• [Directions] The records that follow need to be output exactly as they are.

• [Extracted data]
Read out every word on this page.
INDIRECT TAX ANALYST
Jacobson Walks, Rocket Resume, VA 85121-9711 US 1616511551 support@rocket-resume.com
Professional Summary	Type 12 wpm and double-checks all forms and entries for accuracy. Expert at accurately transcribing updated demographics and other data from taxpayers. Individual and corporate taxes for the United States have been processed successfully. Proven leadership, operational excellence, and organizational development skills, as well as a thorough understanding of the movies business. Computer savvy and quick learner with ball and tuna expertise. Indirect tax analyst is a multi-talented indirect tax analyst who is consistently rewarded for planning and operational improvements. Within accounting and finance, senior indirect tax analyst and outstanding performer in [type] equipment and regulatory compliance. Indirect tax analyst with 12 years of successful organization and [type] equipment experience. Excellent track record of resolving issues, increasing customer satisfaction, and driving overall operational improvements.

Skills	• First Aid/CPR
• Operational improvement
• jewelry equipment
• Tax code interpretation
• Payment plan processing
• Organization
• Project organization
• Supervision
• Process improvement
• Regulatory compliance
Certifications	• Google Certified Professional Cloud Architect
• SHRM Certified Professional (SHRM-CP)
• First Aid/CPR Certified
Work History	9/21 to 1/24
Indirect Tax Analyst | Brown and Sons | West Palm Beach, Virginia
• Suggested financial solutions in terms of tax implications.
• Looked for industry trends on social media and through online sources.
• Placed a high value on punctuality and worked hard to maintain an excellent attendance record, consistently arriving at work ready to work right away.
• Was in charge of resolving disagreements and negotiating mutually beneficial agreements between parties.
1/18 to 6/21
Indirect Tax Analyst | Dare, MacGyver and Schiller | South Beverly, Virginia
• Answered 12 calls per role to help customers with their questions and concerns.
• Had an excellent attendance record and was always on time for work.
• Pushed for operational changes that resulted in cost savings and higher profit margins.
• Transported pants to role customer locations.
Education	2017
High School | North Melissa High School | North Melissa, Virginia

• [Solution below]
Read out every word on this page.
INDIRECT TAX ANALYST
Jacobson Walks, Rocket Resume, VA 85121-9711 US 1616511551 support@rocket-resume.com
Professional Summary	Type 12 wpm and double-checks all forms and entries for accuracy. Expert at accurately transcribing updated demographics and other data from taxpayers. Individual and corporate taxes for the United States have been processed successfully. Proven leadership, operational excellence, and organizational development skills, as well as a thorough understanding of the movies business. Computer savvy and quick learner with ball and tuna expertise. Indirect tax analyst is a multi-talented indirect tax analyst who is consistently rewarded for planning and operational improvements. Within accounting and finance, senior indirect tax analyst and outstanding performer in [type] equipment and regulatory compliance. Indirect tax analyst with 12 years of successful organization and [type] equipment experience. Excellent track record of resolving issues, increasing customer satisfaction, and driving overall operational improvements.

Skills	• First Aid/CPR
• Operational improvement
• jewelry equipment
• Tax code interpretation
• Payment plan processing
• Organization
• Project organization
• Supervision
• Process improvement
• Regulatory compliance
Certifications	• Google Certified Professional Cloud Architect
• SHRM Certified Professional (SHRM-CP)
• First Aid/CPR Certified
Work History	9/21 to 1/24
Indirect Tax Analyst | Brown and Sons | West Palm Beach, Virginia
• Suggested financial solutions in terms of tax implications.
• Looked for industry trends on social media and through online sources.
• Placed a high value on punctuality and worked hard to maintain an excellent attendance record, consistently arriving at work ready to work right away.
• Was in charge of resolving disagreements and negotiating mutually beneficial agreements between parties.
1/18 to 6/21
Indirect Tax Analyst | Dare, MacGyver and Schiller | South Beverly, Virginia
• Answered 12 calls per role to help customers with their questions and concerns.
• Had an excellent attendance record and was always on time for work.
• Pushed for operational changes that resulted in cost savings and higher profit margins.
• Transported pants to role customer locations.
Education	2017
High School | North Melissa High School | North Melissa, Virginia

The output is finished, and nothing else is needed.